YOUR OBJECTIVE: Keep only the lines where "Basic" appears.

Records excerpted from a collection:
::::::::

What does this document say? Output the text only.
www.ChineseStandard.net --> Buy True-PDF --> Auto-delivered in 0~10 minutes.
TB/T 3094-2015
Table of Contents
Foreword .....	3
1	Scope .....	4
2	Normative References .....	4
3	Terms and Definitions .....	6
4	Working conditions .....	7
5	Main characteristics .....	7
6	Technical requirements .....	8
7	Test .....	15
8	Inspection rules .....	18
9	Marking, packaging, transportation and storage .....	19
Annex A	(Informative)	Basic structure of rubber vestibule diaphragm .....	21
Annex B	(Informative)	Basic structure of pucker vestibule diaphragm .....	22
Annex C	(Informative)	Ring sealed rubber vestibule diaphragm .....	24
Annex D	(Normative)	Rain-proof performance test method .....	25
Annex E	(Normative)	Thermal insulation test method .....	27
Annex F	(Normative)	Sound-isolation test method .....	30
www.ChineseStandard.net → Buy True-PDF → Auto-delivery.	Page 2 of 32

::::::::

OUTPUT OF THE TASK:
Annex A	(Informative)	Basic structure of rubber vestibule diaphragm .....	21
Annex B	(Informative)	Basic structure of pucker vestibule diaphragm .....	22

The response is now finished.